Please copy the lines of the listing below word for word, from the line containing "trend-text-1: doing things" through the line containing "retail-text-3: Plan to", inclusive.

>> Begin Recorded information

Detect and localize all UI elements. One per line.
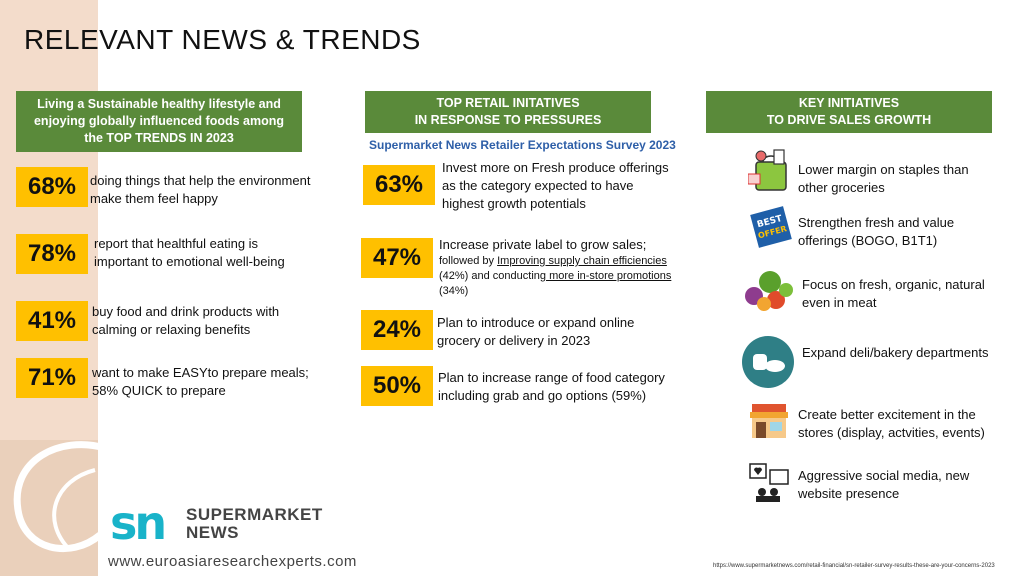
trend-text-1: doing things that help the environment m… (90, 173, 311, 206)
retail-text-2: Increase private label to grow sales; fo… (439, 236, 689, 299)
retail-text-3: Plan to introduce or expand online groce… (437, 315, 635, 348)
supermarket-news-logo-mark: sn (110, 496, 167, 550)
retail-text-2-main: Increase private label to grow sales; (439, 237, 647, 252)
trend-text-2: report that healthful eating is importan… (94, 236, 285, 269)
initiative-text-2: Strengthen fresh and value offerings (BO… (798, 215, 955, 248)
social-media-icon (749, 463, 789, 502)
logo-line-1: SUPERMARKET (186, 505, 323, 524)
trend-text-3: buy food and drink products with calming… (92, 304, 280, 337)
detail-part-a: followed by (439, 255, 498, 267)
detail-supply-chain: Improving supply chain efficiencies (497, 255, 667, 267)
initiative-text-1: Lower margin on staples than other groce… (798, 162, 969, 195)
trend-text-4: want to make EASYto prepare meals; 58% Q… (92, 365, 309, 398)
trend-pct-4: 71% (16, 358, 88, 398)
retail-pct-3: 24% (361, 310, 433, 350)
initiative-text-3: Focus on fresh, organic, natural even in… (802, 277, 985, 310)
storefront-icon (750, 404, 788, 438)
detail-part-c: (42%) and conducting (439, 270, 547, 282)
trend-pct-2: 78% (16, 234, 88, 274)
survey-source-label: Supermarket News Retailer Expectations S… (369, 138, 676, 152)
bakery-icon (742, 336, 794, 388)
initiative-text-4: Expand deli/bakery departments (802, 345, 989, 360)
trend-pct-1: 68% (16, 167, 88, 207)
swirl-decoration (13, 441, 106, 553)
retail-pct-2: 47% (361, 238, 433, 278)
grocery-bag-icon (748, 149, 787, 191)
website-url: www.euroasiaresearchexperts.com (108, 553, 357, 570)
detail-promotions: more in-store promotions (546, 270, 672, 282)
initiative-text-6: Aggressive social media, new website pre… (798, 468, 970, 501)
initiatives-header: KEY INITIATIVES TO DRIVE SALES GROWTH (706, 91, 992, 133)
retail-pct-4: 50% (361, 366, 433, 406)
retail-text-2-detail: followed by Improving supply chain effic… (439, 254, 689, 299)
supermarket-news-logo-text: SUPERMARKET NEWS (186, 506, 323, 542)
logo-line-2: NEWS (186, 523, 239, 542)
page-title: RELEVANT NEWS & TRENDS (24, 24, 421, 55)
trends-header: Living a Sustainable healthy lifestyle a… (16, 91, 302, 152)
best-offer-tag-icon: BEST OFFER (750, 206, 792, 248)
retail-text-1: Invest more on Fresh produce offerings a… (442, 160, 669, 211)
vegetables-icon (745, 271, 793, 311)
detail-part-e: (34%) (439, 285, 469, 297)
retail-pct-1: 63% (363, 165, 435, 205)
initiative-text-5: Create better excitement in the stores (… (798, 407, 985, 440)
retail-text-4: Plan to increase range of food category … (438, 370, 665, 403)
trend-pct-3: 41% (16, 301, 88, 341)
source-url: https://www.supermarketnews.com/retail-f… (713, 563, 995, 569)
retail-header: TOP RETAIL INITATIVES IN RESPONSE TO PRE… (365, 91, 651, 133)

>> End Recorded information

_Written response_:
trend-text-1: doing things that help the environment m… (90, 173, 311, 206)
retail-text-2: Increase private label to grow sales; fo… (439, 236, 689, 299)
retail-text-3: Plan to introduce or expand online groce… (437, 315, 635, 348)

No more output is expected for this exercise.